— start SUPPLIED PASSAGE —

Your Guide To The Blackhawks’ Offseason

  

 

Get ready. As surprising as last summer was, the one that lies immediately ahead could provide an even more bumpy ride.

The only thing we do know at this point is that Stan Bowman and Joel Quenneville will be back next year—and everything else is subject to change.

Starting from the broadest of perspectives, it’s hard to say whether the Hawks are in full or partial rebuild mode, or if there’s an actual belief/confidence that moves here and there can elevate the team back into Cup contention.

And while I haven’t heard this specifically, I’m not sure the team knows either.

Whither Crow?

The big variable is the health and long-term prognosis for Corey Crawford. While some take umbrage at any suggestion his health issue is anything but the concussion issues that have been reported, rumors of other issues continue to fly. Either way, doesn’t matter, whatever’s going on with Crawford was enough to keep him out of action for nearly the last four months of the season. He’s also going to turn 34 this year.

A healthy and ready-to-go Crawford makes a return to contention plausible—not necessarily likely. But certainly, it’s a big box checked, allowing the team to focus its efforts this offseason elsewhere.

If Crawford can’t play, or If he is diminished, then the task of a quick adjustment and return to glory becomes pretty much impossible—regardless of potential LTIR dollars.

And the cap

By numerous Twitter estimations, the Hawks will have some cap room to work with this summer—perhaps quite a bit. Much of that depends on where the cap eventually settles, some resolution of Marian Hossa’s contract, and even what happens with Crawford.

But even assuming Stan Bowman has a lot of money to work with, keep in mind the following. Free agency is expensive, especially so if the cap goes up a great deal. So will salaries. It’s simple market dynamics.

Further, the Hawks have a long list of needs. To varying degrees, rookies Alex Debrincat, Jan Rutta and David Kampf have worked themselves into the picture for next year. Youngsters like Anthony Duclair Andreas Martinsen, Vince Hinostroza, Jordan Oesterle, John Hayden and Erik Gustafsson also appear to be pieces that fit the puzzle next year—maybe.

Reality bites

The truth is 33-39-10 is a dreadful record—and accurately reflects the quality of the talent on the roster.

There’s a raging debate over whether Joel Quenneville has “lost the room,” but in all likelihood, the “engine” that will drive this team anywhere next year remains the veteran core of Duncan Keith, Jonathan Toews, Patrick Kane, Brent Seabrook, and Brandon Saad. Factor a healthy Crawford and Debrincat in there as well. The point is, Quenneville has been to the top of the mountain with most of those players—more than once.

— end SUPPLIED PASSAGE —

*STATED PROBLEM 1:* Summarize the Blackhawks offseason guide in two sentences.
*STATED PROBLEM 2:* Reproduce the stretch of the Blackhawks offseason guide from "Further, the Hawks" through "on the roster." word for word.
*STATED PROBLEM 3:* Resume the Blackhawks offseason guide from its final sentence and keep writing.
This material has nothing to do with the Blackhawks offseason guide.

— start EXTRACTED ENTRIES —

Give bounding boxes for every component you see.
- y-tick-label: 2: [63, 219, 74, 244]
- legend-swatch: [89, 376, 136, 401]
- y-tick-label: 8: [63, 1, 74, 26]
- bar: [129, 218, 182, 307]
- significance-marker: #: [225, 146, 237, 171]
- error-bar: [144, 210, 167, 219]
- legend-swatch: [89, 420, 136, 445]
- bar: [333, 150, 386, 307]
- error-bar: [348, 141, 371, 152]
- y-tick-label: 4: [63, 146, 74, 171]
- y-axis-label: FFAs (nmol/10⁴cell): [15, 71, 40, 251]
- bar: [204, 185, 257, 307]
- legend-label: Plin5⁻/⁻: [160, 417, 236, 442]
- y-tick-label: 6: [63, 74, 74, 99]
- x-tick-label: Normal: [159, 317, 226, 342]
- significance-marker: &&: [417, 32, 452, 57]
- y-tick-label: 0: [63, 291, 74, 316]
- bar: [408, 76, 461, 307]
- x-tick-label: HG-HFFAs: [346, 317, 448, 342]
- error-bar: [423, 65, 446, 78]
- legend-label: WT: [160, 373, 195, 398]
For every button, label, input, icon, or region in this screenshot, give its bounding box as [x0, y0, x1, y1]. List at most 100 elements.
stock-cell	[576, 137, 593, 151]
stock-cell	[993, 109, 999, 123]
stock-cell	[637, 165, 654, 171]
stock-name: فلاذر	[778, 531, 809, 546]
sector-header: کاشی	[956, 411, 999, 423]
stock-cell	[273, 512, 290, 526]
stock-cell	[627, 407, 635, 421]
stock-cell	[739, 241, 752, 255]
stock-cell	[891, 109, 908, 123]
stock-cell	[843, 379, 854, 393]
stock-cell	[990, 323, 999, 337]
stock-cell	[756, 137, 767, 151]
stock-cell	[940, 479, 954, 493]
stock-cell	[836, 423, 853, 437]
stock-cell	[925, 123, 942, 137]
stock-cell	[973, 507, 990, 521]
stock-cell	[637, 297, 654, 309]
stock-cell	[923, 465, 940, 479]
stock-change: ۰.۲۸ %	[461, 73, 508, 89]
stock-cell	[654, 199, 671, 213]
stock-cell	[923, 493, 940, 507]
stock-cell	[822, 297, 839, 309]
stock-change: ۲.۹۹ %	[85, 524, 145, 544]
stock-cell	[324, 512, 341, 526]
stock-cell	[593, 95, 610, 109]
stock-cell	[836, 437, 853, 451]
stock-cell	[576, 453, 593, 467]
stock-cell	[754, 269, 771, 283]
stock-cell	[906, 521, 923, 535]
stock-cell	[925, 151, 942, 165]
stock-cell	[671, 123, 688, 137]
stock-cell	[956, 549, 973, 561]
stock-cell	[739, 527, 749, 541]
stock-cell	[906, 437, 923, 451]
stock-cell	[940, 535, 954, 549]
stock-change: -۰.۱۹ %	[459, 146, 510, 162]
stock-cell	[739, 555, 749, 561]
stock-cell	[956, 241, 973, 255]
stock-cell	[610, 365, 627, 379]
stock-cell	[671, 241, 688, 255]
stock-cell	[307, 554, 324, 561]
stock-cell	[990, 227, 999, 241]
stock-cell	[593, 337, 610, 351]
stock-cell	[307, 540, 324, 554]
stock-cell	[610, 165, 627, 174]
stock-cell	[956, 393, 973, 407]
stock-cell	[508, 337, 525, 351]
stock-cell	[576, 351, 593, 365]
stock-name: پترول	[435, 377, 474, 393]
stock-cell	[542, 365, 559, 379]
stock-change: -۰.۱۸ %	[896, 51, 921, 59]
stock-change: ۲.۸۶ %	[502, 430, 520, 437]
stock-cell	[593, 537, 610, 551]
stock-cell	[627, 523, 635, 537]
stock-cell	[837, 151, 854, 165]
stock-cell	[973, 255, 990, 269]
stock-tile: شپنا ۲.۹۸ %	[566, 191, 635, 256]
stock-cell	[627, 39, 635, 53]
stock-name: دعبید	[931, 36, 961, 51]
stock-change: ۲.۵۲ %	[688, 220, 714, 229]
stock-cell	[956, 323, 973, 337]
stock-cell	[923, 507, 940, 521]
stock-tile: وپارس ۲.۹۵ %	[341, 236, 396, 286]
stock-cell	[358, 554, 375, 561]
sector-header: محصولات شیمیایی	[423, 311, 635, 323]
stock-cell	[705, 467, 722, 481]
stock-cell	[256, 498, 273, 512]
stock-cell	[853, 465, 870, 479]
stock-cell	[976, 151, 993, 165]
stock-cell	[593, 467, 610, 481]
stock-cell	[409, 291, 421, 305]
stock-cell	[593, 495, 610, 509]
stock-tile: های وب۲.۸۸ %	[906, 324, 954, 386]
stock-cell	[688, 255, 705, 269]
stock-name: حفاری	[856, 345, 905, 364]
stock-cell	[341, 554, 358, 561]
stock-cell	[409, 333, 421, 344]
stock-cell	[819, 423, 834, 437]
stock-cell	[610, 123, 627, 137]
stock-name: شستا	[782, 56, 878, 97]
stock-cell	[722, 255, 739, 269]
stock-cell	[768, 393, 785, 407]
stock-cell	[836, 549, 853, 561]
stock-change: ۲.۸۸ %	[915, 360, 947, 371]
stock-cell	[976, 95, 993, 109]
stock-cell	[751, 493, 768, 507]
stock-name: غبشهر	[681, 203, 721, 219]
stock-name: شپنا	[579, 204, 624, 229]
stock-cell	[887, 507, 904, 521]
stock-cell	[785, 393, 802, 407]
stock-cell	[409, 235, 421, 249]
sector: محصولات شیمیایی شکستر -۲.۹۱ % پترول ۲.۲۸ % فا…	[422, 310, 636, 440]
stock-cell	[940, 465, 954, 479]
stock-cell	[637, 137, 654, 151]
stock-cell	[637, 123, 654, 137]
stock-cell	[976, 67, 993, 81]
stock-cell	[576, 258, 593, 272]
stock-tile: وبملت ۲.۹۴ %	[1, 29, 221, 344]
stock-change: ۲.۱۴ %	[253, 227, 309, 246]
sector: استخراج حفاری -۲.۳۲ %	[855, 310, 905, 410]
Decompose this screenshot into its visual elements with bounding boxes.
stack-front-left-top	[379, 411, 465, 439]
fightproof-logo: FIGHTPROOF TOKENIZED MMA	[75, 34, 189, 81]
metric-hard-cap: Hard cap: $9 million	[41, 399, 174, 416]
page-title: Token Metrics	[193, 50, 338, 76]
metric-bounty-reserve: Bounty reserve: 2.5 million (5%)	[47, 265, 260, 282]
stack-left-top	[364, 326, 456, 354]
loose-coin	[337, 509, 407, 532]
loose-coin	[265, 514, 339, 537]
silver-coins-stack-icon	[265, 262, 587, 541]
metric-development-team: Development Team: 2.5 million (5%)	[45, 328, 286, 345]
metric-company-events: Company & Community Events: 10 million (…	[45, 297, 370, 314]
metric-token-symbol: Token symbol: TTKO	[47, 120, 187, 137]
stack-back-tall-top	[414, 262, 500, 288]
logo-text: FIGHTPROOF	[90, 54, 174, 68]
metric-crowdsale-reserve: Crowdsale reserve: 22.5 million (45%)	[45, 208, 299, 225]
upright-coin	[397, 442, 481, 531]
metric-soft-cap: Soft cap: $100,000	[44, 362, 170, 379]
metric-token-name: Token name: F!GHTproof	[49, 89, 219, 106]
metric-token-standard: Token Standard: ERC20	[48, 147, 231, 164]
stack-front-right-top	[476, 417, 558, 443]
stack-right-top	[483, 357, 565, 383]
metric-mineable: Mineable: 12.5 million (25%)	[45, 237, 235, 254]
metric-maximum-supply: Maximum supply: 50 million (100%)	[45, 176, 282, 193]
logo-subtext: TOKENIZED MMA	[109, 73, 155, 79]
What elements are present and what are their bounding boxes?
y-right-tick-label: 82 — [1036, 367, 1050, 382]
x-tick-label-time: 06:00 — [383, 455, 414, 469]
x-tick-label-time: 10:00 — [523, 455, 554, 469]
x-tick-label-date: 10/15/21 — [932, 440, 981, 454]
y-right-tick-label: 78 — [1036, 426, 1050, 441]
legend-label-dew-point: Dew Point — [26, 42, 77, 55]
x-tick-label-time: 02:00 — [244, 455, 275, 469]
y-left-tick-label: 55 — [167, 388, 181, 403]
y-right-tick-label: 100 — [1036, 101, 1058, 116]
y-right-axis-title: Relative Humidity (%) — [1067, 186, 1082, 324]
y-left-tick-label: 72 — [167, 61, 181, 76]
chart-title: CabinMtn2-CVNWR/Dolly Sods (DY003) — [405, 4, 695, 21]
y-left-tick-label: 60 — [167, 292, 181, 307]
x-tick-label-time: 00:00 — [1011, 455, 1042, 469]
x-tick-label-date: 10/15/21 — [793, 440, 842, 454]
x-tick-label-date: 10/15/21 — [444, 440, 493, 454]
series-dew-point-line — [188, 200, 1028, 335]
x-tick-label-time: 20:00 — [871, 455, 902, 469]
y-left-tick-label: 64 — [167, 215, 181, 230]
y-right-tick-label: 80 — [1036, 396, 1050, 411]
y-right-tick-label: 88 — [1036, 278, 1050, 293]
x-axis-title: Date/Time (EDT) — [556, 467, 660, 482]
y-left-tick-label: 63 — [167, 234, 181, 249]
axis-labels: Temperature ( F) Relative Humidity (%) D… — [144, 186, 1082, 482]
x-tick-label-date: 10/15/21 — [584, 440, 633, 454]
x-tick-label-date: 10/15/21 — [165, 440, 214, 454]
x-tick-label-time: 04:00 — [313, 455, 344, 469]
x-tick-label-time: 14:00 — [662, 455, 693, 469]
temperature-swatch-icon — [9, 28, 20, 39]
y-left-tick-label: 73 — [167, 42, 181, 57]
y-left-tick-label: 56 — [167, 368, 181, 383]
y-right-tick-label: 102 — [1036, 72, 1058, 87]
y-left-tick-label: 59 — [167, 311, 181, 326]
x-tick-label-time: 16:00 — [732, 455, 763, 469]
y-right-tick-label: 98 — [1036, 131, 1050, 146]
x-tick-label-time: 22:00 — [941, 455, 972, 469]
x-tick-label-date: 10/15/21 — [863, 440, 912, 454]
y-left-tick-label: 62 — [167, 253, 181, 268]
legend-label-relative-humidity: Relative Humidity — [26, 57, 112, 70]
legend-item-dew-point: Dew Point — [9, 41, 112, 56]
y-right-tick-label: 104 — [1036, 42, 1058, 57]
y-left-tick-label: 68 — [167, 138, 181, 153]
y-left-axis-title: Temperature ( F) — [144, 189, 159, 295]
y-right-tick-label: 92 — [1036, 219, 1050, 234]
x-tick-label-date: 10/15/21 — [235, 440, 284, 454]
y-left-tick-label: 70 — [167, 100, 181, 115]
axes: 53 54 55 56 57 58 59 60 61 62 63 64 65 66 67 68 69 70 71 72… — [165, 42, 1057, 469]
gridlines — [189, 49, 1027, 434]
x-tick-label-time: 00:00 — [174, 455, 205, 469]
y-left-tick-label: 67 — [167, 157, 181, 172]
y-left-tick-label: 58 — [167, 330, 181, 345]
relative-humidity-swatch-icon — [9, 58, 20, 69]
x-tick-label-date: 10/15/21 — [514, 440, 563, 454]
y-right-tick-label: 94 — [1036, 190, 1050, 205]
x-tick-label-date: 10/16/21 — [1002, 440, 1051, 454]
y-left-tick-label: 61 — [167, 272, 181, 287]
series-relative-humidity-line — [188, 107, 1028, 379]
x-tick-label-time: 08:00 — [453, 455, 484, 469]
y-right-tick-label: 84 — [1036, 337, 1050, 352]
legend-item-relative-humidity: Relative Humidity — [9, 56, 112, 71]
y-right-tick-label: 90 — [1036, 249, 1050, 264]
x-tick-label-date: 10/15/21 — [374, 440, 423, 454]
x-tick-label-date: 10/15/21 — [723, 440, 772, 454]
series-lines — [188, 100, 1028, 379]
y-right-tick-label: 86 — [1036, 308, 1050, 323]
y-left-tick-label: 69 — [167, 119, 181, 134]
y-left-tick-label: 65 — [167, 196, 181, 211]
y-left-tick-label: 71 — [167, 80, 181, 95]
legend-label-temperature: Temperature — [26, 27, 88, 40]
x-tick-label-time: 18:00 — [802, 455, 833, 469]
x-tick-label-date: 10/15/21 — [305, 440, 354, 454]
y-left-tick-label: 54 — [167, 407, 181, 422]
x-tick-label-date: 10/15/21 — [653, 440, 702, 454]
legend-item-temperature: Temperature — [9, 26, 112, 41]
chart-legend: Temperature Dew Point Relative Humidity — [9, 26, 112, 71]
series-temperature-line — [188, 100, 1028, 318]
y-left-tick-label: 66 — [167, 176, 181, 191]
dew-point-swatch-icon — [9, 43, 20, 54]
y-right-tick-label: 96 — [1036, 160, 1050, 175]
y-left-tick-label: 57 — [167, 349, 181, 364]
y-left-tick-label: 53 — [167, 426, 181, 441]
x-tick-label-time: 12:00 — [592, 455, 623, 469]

— end EXTRACTED ENTRIES —

*RESULT 1:* The Blackhawks face an uncertain offseason in which only Stan Bowman and Joel Quenneville are sure to return, and the biggest variable is the health of Corey Crawford, who missed nearly the last four months of the season. The team may have a fair amount of cap room, but free agency is expensive and the team has a long list of needs, and its 33-39-10 record reflects the talent on the roster, with the veteran core likely remaining the engine for next year.

*RESULT 2:*
Further, the Hawks have a long list of needs. To varying degrees, rookies Alex Debrincat, Jan Rutta and David Kampf have worked themselves into the picture for next year. Youngsters like Anthony Duclair Andreas Martinsen, Vince Hinostroza, Jordan Oesterle, John Hayden and Erik Gustafsson also appear to be pieces that fit the puzzle next year—maybe.

Reality bites

The truth is 33-39-10 is a dreadful record—and accurately reflects the quality of the talent on the roster.

*RESULT 3:*
And it’s not to say that the supporting cast of youngsters is no good, it’s just that there remain some missing pieces, and some of the youngsters were asked to do more this year than they were ready to do.

What is missing

For all the projections about Rutta as a top 4 defenseman, or the pleasant surprise of Oesterle, or Gustafsson’s obvious offensive ability, this Hawk defense doesn’t suppress shots well, allows opposing forwards to do business right in front of the Hawk goalie, and gets caught out of position—a lot.

It’s not enough—and kind of a waste of time—to expect Crawford to resume his role of “hiding” the deficiencies of a poor blueline this season.

Sure you can hope that over the summer, Connor Murphy becomes more consistent, Rutta’s style can change to be more effective along the wall, Gustafsson stops being a turnover machine and Oesterle can clear the front of the net going up against players who outweigh him by 30 pounds. Or that Keith and Seabrook can go into the Way Back Machine and become what they were three years ago.

Or Bowman can use some of that newly minted cap space and acquire a legitimate young two-way defenseman or two.

As pointed out earlier, the cost for that in free agency would likely be high. And the pickings are slim this year to boot.

So what about the draft, or a trade?

The draft

In the draft, if the Hawks were fortunate enough to win the draft lottery, the obvious choice is a guy who could step in tomorrow and upgrade the blueline, Swedish defender, Rasmus Dahlin.

However, the Hawks likely won’t win it. But they will likely pick in the top ten for the first time since 2007, and the franchise can’t afford to miss on this pick.

Keith, Seabrook, Toews and Crawford will all be 30-35 years old on draft day.

So it would make sense that the Hawks grab one of a handful of other fine defense prospects (Evan Bouchard, Adam Boqvist, Quinn Hughes, etc) or the best projectable, true center prospect available with their pick, and perhaps a goalie with Nashville’s pick near the end of the first round.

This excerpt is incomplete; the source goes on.